◆ Written task
Output the full material exactly as it appears here.

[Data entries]
________
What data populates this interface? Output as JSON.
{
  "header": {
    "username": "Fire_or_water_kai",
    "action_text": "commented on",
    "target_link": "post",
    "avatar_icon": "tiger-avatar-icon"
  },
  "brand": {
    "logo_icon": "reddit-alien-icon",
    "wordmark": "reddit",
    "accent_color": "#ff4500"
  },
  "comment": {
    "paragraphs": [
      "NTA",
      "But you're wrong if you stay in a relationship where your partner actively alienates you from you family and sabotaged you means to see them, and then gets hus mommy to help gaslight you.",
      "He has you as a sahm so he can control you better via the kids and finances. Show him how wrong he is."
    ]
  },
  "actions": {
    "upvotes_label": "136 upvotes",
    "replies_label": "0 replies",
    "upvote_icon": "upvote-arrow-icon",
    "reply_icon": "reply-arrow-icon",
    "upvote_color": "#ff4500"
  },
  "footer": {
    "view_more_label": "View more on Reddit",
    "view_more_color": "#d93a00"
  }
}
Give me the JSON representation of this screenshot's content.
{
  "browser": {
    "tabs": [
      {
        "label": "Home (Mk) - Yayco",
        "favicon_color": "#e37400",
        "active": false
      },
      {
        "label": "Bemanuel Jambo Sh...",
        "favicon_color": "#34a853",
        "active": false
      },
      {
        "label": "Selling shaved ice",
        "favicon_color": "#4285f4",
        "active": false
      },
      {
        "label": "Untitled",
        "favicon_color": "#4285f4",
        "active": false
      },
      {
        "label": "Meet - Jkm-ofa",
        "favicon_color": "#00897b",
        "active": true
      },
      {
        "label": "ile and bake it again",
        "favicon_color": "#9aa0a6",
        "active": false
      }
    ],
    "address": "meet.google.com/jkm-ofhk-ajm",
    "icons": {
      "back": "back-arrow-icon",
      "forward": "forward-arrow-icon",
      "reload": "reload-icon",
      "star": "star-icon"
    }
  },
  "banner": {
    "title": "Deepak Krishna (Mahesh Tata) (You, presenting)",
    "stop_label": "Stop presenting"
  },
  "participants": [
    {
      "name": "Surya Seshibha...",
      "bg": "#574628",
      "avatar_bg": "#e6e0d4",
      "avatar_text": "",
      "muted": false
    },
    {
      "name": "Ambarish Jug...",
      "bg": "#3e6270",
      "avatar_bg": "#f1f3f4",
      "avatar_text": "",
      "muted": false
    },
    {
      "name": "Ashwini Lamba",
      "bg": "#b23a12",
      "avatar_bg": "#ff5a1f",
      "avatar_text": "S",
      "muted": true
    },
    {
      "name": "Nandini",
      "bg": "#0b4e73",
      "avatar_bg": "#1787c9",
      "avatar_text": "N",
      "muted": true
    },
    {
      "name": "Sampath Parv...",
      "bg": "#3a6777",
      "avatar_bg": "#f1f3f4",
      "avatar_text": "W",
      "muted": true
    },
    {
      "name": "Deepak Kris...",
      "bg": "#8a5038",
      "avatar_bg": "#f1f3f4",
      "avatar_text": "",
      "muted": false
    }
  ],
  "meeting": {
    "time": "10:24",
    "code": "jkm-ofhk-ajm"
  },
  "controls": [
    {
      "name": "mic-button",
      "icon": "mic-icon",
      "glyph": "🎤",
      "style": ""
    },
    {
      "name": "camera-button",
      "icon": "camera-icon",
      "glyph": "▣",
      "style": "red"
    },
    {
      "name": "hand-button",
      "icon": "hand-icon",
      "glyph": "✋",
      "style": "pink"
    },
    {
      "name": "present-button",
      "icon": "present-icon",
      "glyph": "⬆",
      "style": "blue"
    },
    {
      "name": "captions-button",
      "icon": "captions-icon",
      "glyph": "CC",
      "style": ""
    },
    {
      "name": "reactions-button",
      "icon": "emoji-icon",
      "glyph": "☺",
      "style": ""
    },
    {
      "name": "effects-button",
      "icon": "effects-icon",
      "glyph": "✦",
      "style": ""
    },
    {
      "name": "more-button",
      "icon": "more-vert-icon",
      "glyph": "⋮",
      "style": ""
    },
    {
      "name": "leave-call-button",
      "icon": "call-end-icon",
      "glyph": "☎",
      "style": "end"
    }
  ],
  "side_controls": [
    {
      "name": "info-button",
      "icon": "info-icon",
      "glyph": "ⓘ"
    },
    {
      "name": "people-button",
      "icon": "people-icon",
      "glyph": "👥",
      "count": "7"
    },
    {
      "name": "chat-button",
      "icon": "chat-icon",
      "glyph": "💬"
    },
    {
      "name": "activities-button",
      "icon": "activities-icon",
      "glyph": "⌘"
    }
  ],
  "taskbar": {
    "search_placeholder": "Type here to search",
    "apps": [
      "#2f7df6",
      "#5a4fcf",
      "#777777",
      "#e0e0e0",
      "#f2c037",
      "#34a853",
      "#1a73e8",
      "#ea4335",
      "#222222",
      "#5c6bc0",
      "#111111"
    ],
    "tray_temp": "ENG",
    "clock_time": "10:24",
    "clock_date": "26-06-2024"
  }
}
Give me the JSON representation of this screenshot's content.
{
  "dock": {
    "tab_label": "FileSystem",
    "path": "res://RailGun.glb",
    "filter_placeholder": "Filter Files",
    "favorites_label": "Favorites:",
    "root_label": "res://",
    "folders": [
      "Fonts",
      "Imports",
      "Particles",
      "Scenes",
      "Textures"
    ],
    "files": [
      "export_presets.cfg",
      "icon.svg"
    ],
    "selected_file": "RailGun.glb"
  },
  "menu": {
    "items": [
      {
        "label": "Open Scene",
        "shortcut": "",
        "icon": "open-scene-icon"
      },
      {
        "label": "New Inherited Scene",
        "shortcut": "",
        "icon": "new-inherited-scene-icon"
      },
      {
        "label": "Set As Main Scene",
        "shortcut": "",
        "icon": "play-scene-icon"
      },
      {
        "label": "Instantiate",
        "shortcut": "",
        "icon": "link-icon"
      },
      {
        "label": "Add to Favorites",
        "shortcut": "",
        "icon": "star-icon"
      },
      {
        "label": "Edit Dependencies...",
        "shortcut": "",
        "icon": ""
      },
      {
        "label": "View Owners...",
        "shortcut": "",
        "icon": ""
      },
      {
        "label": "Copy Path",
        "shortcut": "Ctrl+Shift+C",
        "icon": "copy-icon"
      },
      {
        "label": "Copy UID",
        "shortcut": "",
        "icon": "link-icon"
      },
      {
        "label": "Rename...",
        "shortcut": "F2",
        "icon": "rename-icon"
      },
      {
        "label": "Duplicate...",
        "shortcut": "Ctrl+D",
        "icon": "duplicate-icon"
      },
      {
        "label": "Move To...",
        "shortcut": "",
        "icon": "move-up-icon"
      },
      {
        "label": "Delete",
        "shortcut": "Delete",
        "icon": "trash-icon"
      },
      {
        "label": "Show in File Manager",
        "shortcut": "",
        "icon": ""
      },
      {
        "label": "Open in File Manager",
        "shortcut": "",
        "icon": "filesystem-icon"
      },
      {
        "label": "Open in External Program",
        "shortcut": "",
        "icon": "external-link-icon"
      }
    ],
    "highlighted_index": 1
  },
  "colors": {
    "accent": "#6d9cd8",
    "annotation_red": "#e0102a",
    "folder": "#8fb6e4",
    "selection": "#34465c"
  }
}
________
◆ Result
What data populates this interface? Output as JSON.
{
  "header": {
    "username": "Fire_or_water_kai",
    "action_text": "commented on",
    "target_link": "post",
    "avatar_icon": "tiger-avatar-icon"
  },
  "brand": {
    "logo_icon": "reddit-alien-icon",
    "wordmark": "reddit",
    "accent_color": "#ff4500"
  },
  "comment": {
    "paragraphs": [
      "NTA",
      "But you're wrong if you stay in a relationship where your partner actively alienates you from you family and sabotaged you means to see them, and then gets hus mommy to help gaslight you.",
      "He has you as a sahm so he can control you better via the kids and finances. Show him how wrong he is."
    ]
  },
  "actions": {
    "upvotes_label": "136 upvotes",
    "replies_label": "0 replies",
    "upvote_icon": "upvote-arrow-icon",
    "reply_icon": "reply-arrow-icon",
    "upvote_color": "#ff4500"
  },
  "footer": {
    "view_more_label": "View more on Reddit",
    "view_more_color": "#d93a00"
  }
}
Give me the JSON representation of this screenshot's content.
{
  "browser": {
    "tabs": [
      {
        "label": "Home (Mk) - Yayco",
        "favicon_color": "#e37400",
        "active": false
      },
      {
        "label": "Bemanuel Jambo Sh...",
        "favicon_color": "#34a853",
        "active": false
      },
      {
        "label": "Selling shaved ice",
        "favicon_color": "#4285f4",
        "active": false
      },
      {
        "label": "Untitled",
        "favicon_color": "#4285f4",
        "active": false
      },
      {
        "label": "Meet - Jkm-ofa",
        "favicon_color": "#00897b",
        "active": true
      },
      {
        "label": "ile and bake it again",
        "favicon_color": "#9aa0a6",
        "active": false
      }
    ],
    "address": "meet.google.com/jkm-ofhk-ajm",
    "icons": {
      "back": "back-arrow-icon",
      "forward": "forward-arrow-icon",
      "reload": "reload-icon",
      "star": "star-icon"
    }
  },
  "banner": {
    "title": "Deepak Krishna (Mahesh Tata) (You, presenting)",
    "stop_label": "Stop presenting"
  },
  "participants": [
    {
      "name": "Surya Seshibha...",
      "bg": "#574628",
      "avatar_bg": "#e6e0d4",
      "avatar_text": "",
      "muted": false
    },
    {
      "name": "Ambarish Jug...",
      "bg": "#3e6270",
      "avatar_bg": "#f1f3f4",
      "avatar_text": "",
      "muted": false
    },
    {
      "name": "Ashwini Lamba",
      "bg": "#b23a12",
      "avatar_bg": "#ff5a1f",
      "avatar_text": "S",
      "muted": true
    },
    {
      "name": "Nandini",
      "bg": "#0b4e73",
      "avatar_bg": "#1787c9",
      "avatar_text": "N",
      "muted": true
    },
    {
      "name": "Sampath Parv...",
      "bg": "#3a6777",
      "avatar_bg": "#f1f3f4",
      "avatar_text": "W",
      "muted": true
    },
    {
      "name": "Deepak Kris...",
      "bg": "#8a5038",
      "avatar_bg": "#f1f3f4",
      "avatar_text": "",
      "muted": false
    }
  ],
  "meeting": {
    "time": "10:24",
    "code": "jkm-ofhk-ajm"
  },
  "controls": [
    {
      "name": "mic-button",
      "icon": "mic-icon",
      "glyph": "🎤",
      "style": ""
    },
    {
      "name": "camera-button",
      "icon": "camera-icon",
      "glyph": "▣",
      "style": "red"
    },
    {
      "name": "hand-button",
      "icon": "hand-icon",
      "glyph": "✋",
      "style": "pink"
    },
    {
      "name": "present-button",
      "icon": "present-icon",
      "glyph": "⬆",
      "style": "blue"
    },
    {
      "name": "captions-button",
      "icon": "captions-icon",
      "glyph": "CC",
      "style": ""
    },
    {
      "name": "reactions-button",
      "icon": "emoji-icon",
      "glyph": "☺",
      "style": ""
    },
    {
      "name": "effects-button",
      "icon": "effects-icon",
      "glyph": "✦",
      "style": ""
    },
    {
      "name": "more-button",
      "icon": "more-vert-icon",
      "glyph": "⋮",
      "style": ""
    },
    {
      "name": "leave-call-button",
      "icon": "call-end-icon",
      "glyph": "☎",
      "style": "end"
    }
  ],
  "side_controls": [
    {
      "name": "info-button",
      "icon": "info-icon",
      "glyph": "ⓘ"
    },
    {
      "name": "people-button",
      "icon": "people-icon",
      "glyph": "👥",
      "count": "7"
    },
    {
      "name": "chat-button",
      "icon": "chat-icon",
      "glyph": "💬"
    },
    {
      "name": "activities-button",
      "icon": "activities-icon",
      "glyph": "⌘"
    }
  ],
  "taskbar": {
    "search_placeholder": "Type here to search",
    "apps": [
      "#2f7df6",
      "#5a4fcf",
      "#777777",
      "#e0e0e0",
      "#f2c037",
      "#34a853",
      "#1a73e8",
      "#ea4335",
      "#222222",
      "#5c6bc0",
      "#111111"
    ],
    "tray_temp": "ENG",
    "clock_time": "10:24",
    "clock_date": "26-06-2024"
  }
}
Give me the JSON representation of this screenshot's content.
{
  "dock": {
    "tab_label": "FileSystem",
    "path": "res://RailGun.glb",
    "filter_placeholder": "Filter Files",
    "favorites_label": "Favorites:",
    "root_label": "res://",
    "folders": [
      "Fonts",
      "Imports",
      "Particles",
      "Scenes",
      "Textures"
    ],
    "files": [
      "export_presets.cfg",
      "icon.svg"
    ],
    "selected_file": "RailGun.glb"
  },
  "menu": {
    "items": [
      {
        "label": "Open Scene",
        "shortcut": "",
        "icon": "open-scene-icon"
      },
      {
        "label": "New Inherited Scene",
        "shortcut": "",
        "icon": "new-inherited-scene-icon"
      },
      {
        "label": "Set As Main Scene",
        "shortcut": "",
        "icon": "play-scene-icon"
      },
      {
        "label": "Instantiate",
        "shortcut": "",
        "icon": "link-icon"
      },
      {
        "label": "Add to Favorites",
        "shortcut": "",
        "icon": "star-icon"
      },
      {
        "label": "Edit Dependencies...",
        "shortcut": "",
        "icon": ""
      },
      {
        "label": "View Owners...",
        "shortcut": "",
        "icon": ""
      },
      {
        "label": "Copy Path",
        "shortcut": "Ctrl+Shift+C",
        "icon": "copy-icon"
      },
      {
        "label": "Copy UID",
        "shortcut": "",
        "icon": "link-icon"
      },
      {
        "label": "Rename...",
        "shortcut": "F2",
        "icon": "rename-icon"
      },
      {
        "label": "Duplicate...",
        "shortcut": "Ctrl+D",
        "icon": "duplicate-icon"
      },
      {
        "label": "Move To...",
        "shortcut": "",
        "icon": "move-up-icon"
      },
      {
        "label": "Delete",
        "shortcut": "Delete",
        "icon": "trash-icon"
      },
      {
        "label": "Show in File Manager",
        "shortcut": "",
        "icon": ""
      },
      {
        "label": "Open in File Manager",
        "shortcut": "",
        "icon": "filesystem-icon"
      },
      {
        "label": "Open in External Program",
        "shortcut": "",
        "icon": "external-link-icon"
      }
    ],
    "highlighted_index": 1
  },
  "colors": {
    "accent": "#6d9cd8",
    "annotation_red": "#e0102a",
    "folder": "#8fb6e4",
    "selection": "#34465c"
  }
}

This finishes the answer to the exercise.